◆ Short task ◆
Give back the records below exactly, every one, with no pictures.

◆ Extracted material ◆
========================

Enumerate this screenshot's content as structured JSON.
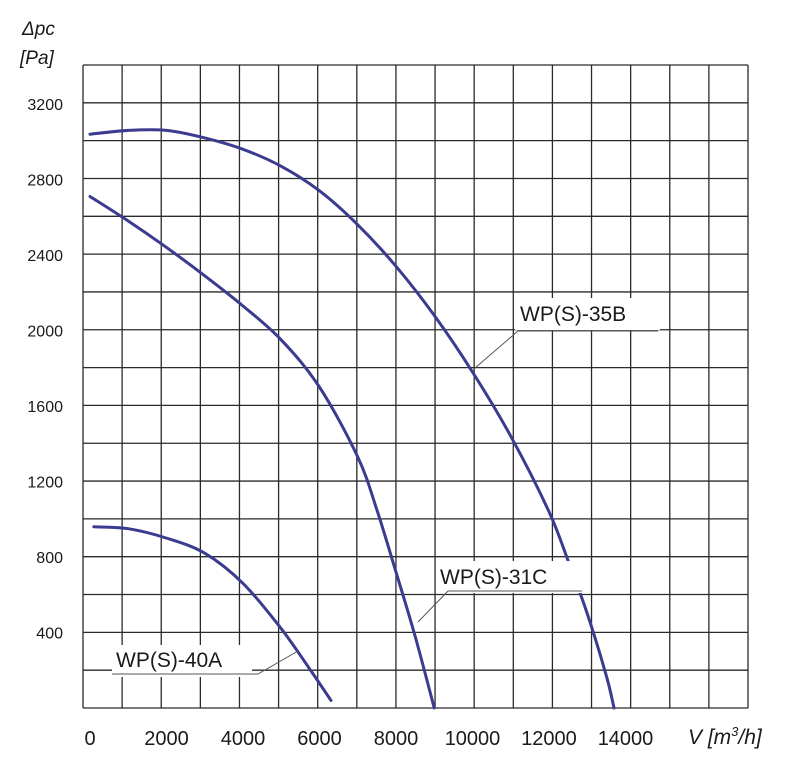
{
  "chart_data": {
    "type": "line",
    "title": "",
    "ylabel_line1": "Δpc",
    "ylabel_line2": "[Pa]",
    "xlabel": "V [m",
    "xlabel_sup": "3",
    "xlabel_tail": "/h]",
    "xlim": [
      0,
      14000
    ],
    "ylim": [
      0,
      3200
    ],
    "x_ticks": [
      0,
      2000,
      4000,
      6000,
      8000,
      10000,
      12000,
      14000
    ],
    "y_ticks": [
      400,
      800,
      1200,
      1600,
      2000,
      2400,
      2800,
      3200
    ],
    "grid": true,
    "colors": {
      "curve": "#3b3b8f",
      "grid": "#2a2a2a"
    },
    "series": [
      {
        "name": "WP(S)-35B",
        "x": [
          0,
          1000,
          2000,
          3000,
          4000,
          5000,
          6000,
          7000,
          8000,
          9000,
          10000,
          11000,
          12000,
          12500,
          13000,
          13500,
          13700
        ],
        "y": [
          3040,
          3060,
          3060,
          3020,
          2960,
          2870,
          2740,
          2560,
          2340,
          2080,
          1780,
          1440,
          1040,
          780,
          500,
          170,
          0
        ]
      },
      {
        "name": "WP(S)-31C",
        "x": [
          0,
          1000,
          2000,
          3000,
          4000,
          5000,
          6000,
          7000,
          7500,
          8000,
          8500,
          9000
        ],
        "y": [
          2710,
          2580,
          2440,
          2290,
          2130,
          1950,
          1700,
          1330,
          1050,
          720,
          380,
          0
        ]
      },
      {
        "name": "WP(S)-40A",
        "x": [
          100,
          1000,
          2000,
          3000,
          4000,
          5000,
          5800,
          6300
        ],
        "y": [
          960,
          950,
          900,
          820,
          660,
          420,
          190,
          40
        ]
      }
    ],
    "labels": [
      {
        "series": "WP(S)-35B",
        "text": "WP(S)-35B"
      },
      {
        "series": "WP(S)-31C",
        "text": "WP(S)-31C"
      },
      {
        "series": "WP(S)-40A",
        "text": "WP(S)-40A"
      }
    ]
  }
}
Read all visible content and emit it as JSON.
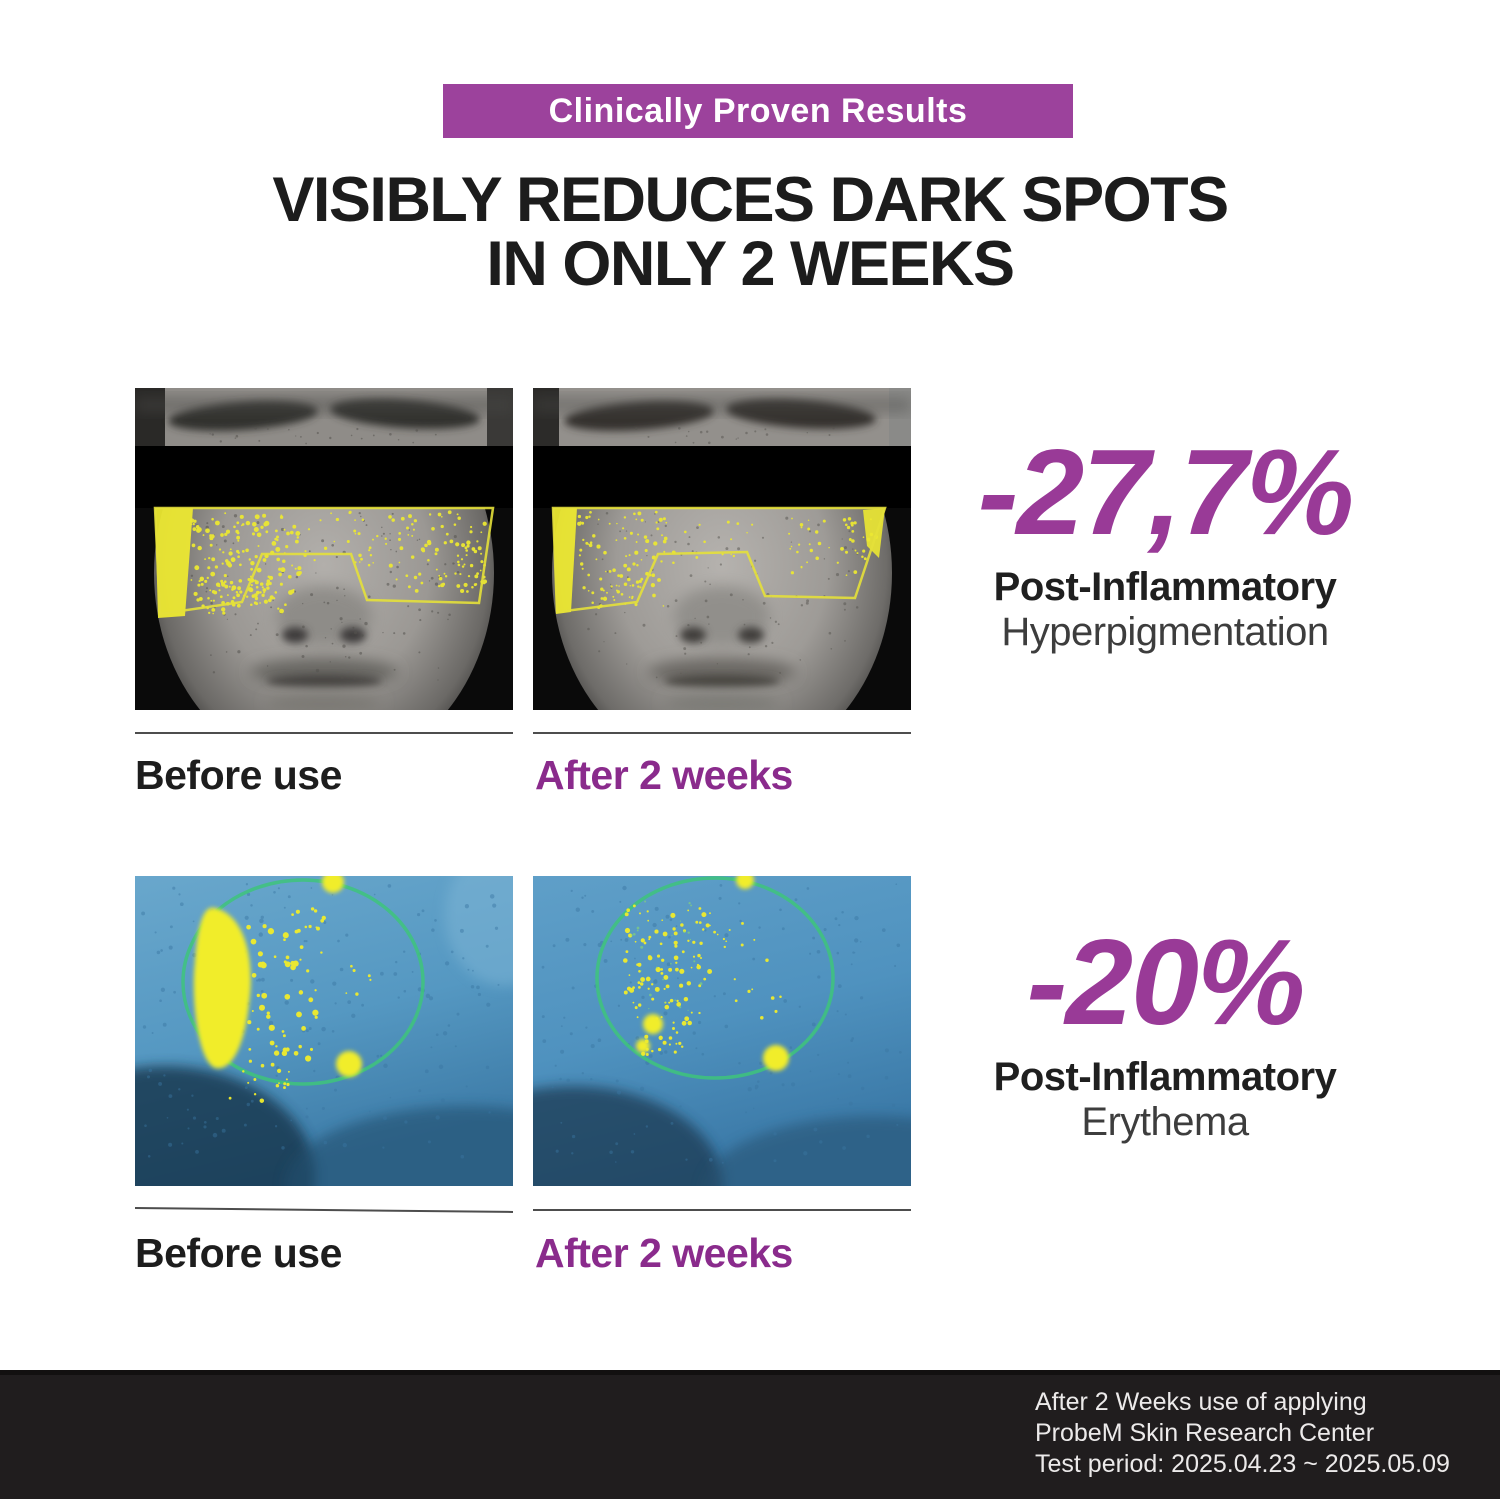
{
  "badge": {
    "label": "Clinically Proven Results"
  },
  "heading": {
    "line1": "VISIBLY REDUCES DARK SPOTS",
    "line2": "IN ONLY 2 WEEKS"
  },
  "comparisons": [
    {
      "id": "hyperpigmentation",
      "before_label": "Before use",
      "after_label": "After 2 weeks",
      "stat_value": "-27,7%",
      "stat_label_bold": "Post-Inflammatory",
      "stat_label_light": "Hyperpigmentation"
    },
    {
      "id": "erythema",
      "before_label": "Before use",
      "after_label": "After 2 weeks",
      "stat_value": "-20%",
      "stat_label_bold": "Post-Inflammatory",
      "stat_label_light": "Erythema"
    }
  ],
  "footer": {
    "lines": [
      "After 2 Weeks use of applying",
      "ProbeM Skin Research Center",
      "Test period: 2025.04.23 ~ 2025.05.09"
    ]
  },
  "colors": {
    "badge_purple": "#9c429c",
    "stat_purple": "#993a97",
    "after_label_purple": "#8a2b8c",
    "heading_black": "#1c1c1c",
    "footer_bg": "#201d1e",
    "highlight_yellow": "#ece832",
    "marker_green": "#3ec47b",
    "uv_blue": "#5b9ec7"
  }
}
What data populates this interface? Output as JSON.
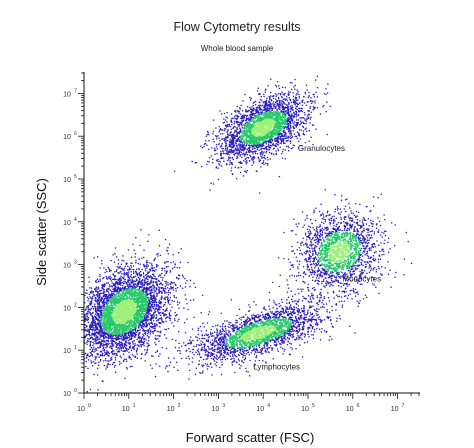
{
  "chart_data": {
    "type": "scatter",
    "title": "Flow Cytometry results",
    "subtitle": "Whole blood sample",
    "xlabel": "Forward scatter (FSC)",
    "ylabel": "Side scatter (SSC)",
    "xscale": "log",
    "yscale": "log",
    "xlim_decades": [
      0,
      7.5
    ],
    "ylim_decades": [
      0,
      7.5
    ],
    "x_tick_labels": [
      "10",
      "10",
      "10",
      "10",
      "10",
      "10",
      "10",
      "10"
    ],
    "x_tick_exponents": [
      "0",
      "1",
      "2",
      "3",
      "4",
      "5",
      "6",
      "7"
    ],
    "y_tick_labels": [
      "10",
      "10",
      "10",
      "10",
      "10",
      "10",
      "10",
      "10"
    ],
    "y_tick_exponents": [
      "0",
      "1",
      "2",
      "3",
      "4",
      "5",
      "6",
      "7"
    ],
    "colors": {
      "sparse": "#2b1bbf",
      "dense": "#29c86a",
      "core": "#9ef07a",
      "axis": "#111111"
    },
    "populations": [
      {
        "name": "Granulocytes",
        "center_log": [
          4.0,
          6.2
        ],
        "spread_log": [
          0.55,
          0.55
        ],
        "tilt": 0.6,
        "count": 2600
      },
      {
        "name": "Monocytes",
        "center_log": [
          5.7,
          3.3
        ],
        "spread_log": [
          0.5,
          0.75
        ],
        "tilt": 1.2,
        "count": 1800
      },
      {
        "name": "Lymphocytes",
        "center_log": [
          3.9,
          1.4
        ],
        "spread_log": [
          0.75,
          0.45
        ],
        "tilt": 0.35,
        "count": 2200
      },
      {
        "name": "",
        "center_log": [
          0.9,
          1.9
        ],
        "spread_log": [
          0.6,
          0.75
        ],
        "tilt": 1.1,
        "count": 4200
      }
    ]
  }
}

========================

◆ Result of this exercise ◆
Enumerate this screenshot's content as structured JSON.
{
  "chart_data": {
    "type": "line",
    "title": "",
    "ylabel_line1": "Δpc",
    "ylabel_line2": "[Pa]",
    "xlabel": "V [m",
    "xlabel_sup": "3",
    "xlabel_tail": "/h]",
    "xlim": [
      0,
      14000
    ],
    "ylim": [
      0,
      3200
    ],
    "x_ticks": [
      0,
      2000,
      4000,
      6000,
      8000,
      10000,
      12000,
      14000
    ],
    "y_ticks": [
      400,
      800,
      1200,
      1600,
      2000,
      2400,
      2800,
      3200
    ],
    "grid": true,
    "colors": {
      "curve": "#3b3b8f",
      "grid": "#2a2a2a"
    },
    "series": [
      {
        "name": "WP(S)-35B",
        "x": [
          0,
          1000,
          2000,
          3000,
          4000,
          5000,
          6000,
          7000,
          8000,
          9000,
          10000,
          11000,
          12000,
          12500,
          13000,
          13500,
          13700
        ],
        "y": [
          3040,
          3060,
          3060,
          3020,
          2960,
          2870,
          2740,
          2560,
          2340,
          2080,
          1780,
          1440,
          1040,
          780,
          500,
          170,
          0
        ]
      },
      {
        "name": "WP(S)-31C",
        "x": [
          0,
          1000,
          2000,
          3000,
          4000,
          5000,
          6000,
          7000,
          7500,
          8000,
          8500,
          9000
        ],
        "y": [
          2710,
          2580,
          2440,
          2290,
          2130,
          1950,
          1700,
          1330,
          1050,
          720,
          380,
          0
        ]
      },
      {
        "name": "WP(S)-40A",
        "x": [
          100,
          1000,
          2000,
          3000,
          4000,
          5000,
          5800,
          6300
        ],
        "y": [
          960,
          950,
          900,
          820,
          660,
          420,
          190,
          40
        ]
      }
    ],
    "labels": [
      {
        "series": "WP(S)-35B",
        "text": "WP(S)-35B"
      },
      {
        "series": "WP(S)-31C",
        "text": "WP(S)-31C"
      },
      {
        "series": "WP(S)-40A",
        "text": "WP(S)-40A"
      }
    ]
  }
}
Read all visible content and emit it as JSON.
{
  "badge": {
    "label": "Clinically Proven Results"
  },
  "heading": {
    "line1": "VISIBLY REDUCES DARK SPOTS",
    "line2": "IN ONLY 2 WEEKS"
  },
  "comparisons": [
    {
      "id": "hyperpigmentation",
      "before_label": "Before use",
      "after_label": "After 2 weeks",
      "stat_value": "-27,7%",
      "stat_label_bold": "Post-Inflammatory",
      "stat_label_light": "Hyperpigmentation"
    },
    {
      "id": "erythema",
      "before_label": "Before use",
      "after_label": "After 2 weeks",
      "stat_value": "-20%",
      "stat_label_bold": "Post-Inflammatory",
      "stat_label_light": "Erythema"
    }
  ],
  "footer": {
    "lines": [
      "After 2 Weeks use of applying",
      "ProbeM Skin Research Center",
      "Test period: 2025.04.23 ~ 2025.05.09"
    ]
  },
  "colors": {
    "badge_purple": "#9c429c",
    "stat_purple": "#993a97",
    "after_label_purple": "#8a2b8c",
    "heading_black": "#1c1c1c",
    "footer_bg": "#201d1e",
    "highlight_yellow": "#ece832",
    "marker_green": "#3ec47b",
    "uv_blue": "#5b9ec7"
  }
}
What data populates this interface? Output as JSON.
{
  "chart_data": {
    "type": "scatter",
    "title": "Flow Cytometry results",
    "subtitle": "Whole blood sample",
    "xlabel": "Forward scatter (FSC)",
    "ylabel": "Side scatter (SSC)",
    "xscale": "log",
    "yscale": "log",
    "xlim_decades": [
      0,
      7.5
    ],
    "ylim_decades": [
      0,
      7.5
    ],
    "x_tick_labels": [
      "10",
      "10",
      "10",
      "10",
      "10",
      "10",
      "10",
      "10"
    ],
    "x_tick_exponents": [
      "0",
      "1",
      "2",
      "3",
      "4",
      "5",
      "6",
      "7"
    ],
    "y_tick_labels": [
      "10",
      "10",
      "10",
      "10",
      "10",
      "10",
      "10",
      "10"
    ],
    "y_tick_exponents": [
      "0",
      "1",
      "2",
      "3",
      "4",
      "5",
      "6",
      "7"
    ],
    "colors": {
      "sparse": "#2b1bbf",
      "dense": "#29c86a",
      "core": "#9ef07a",
      "axis": "#111111"
    },
    "populations": [
      {
        "name": "Granulocytes",
        "center_log": [
          4.0,
          6.2
        ],
        "spread_log": [
          0.55,
          0.55
        ],
        "tilt": 0.6,
        "count": 2600
      },
      {
        "name": "Monocytes",
        "center_log": [
          5.7,
          3.3
        ],
        "spread_log": [
          0.5,
          0.75
        ],
        "tilt": 1.2,
        "count": 1800
      },
      {
        "name": "Lymphocytes",
        "center_log": [
          3.9,
          1.4
        ],
        "spread_log": [
          0.75,
          0.45
        ],
        "tilt": 0.35,
        "count": 2200
      },
      {
        "name": "",
        "center_log": [
          0.9,
          1.9
        ],
        "spread_log": [
          0.6,
          0.75
        ],
        "tilt": 1.1,
        "count": 4200
      }
    ]
  }
}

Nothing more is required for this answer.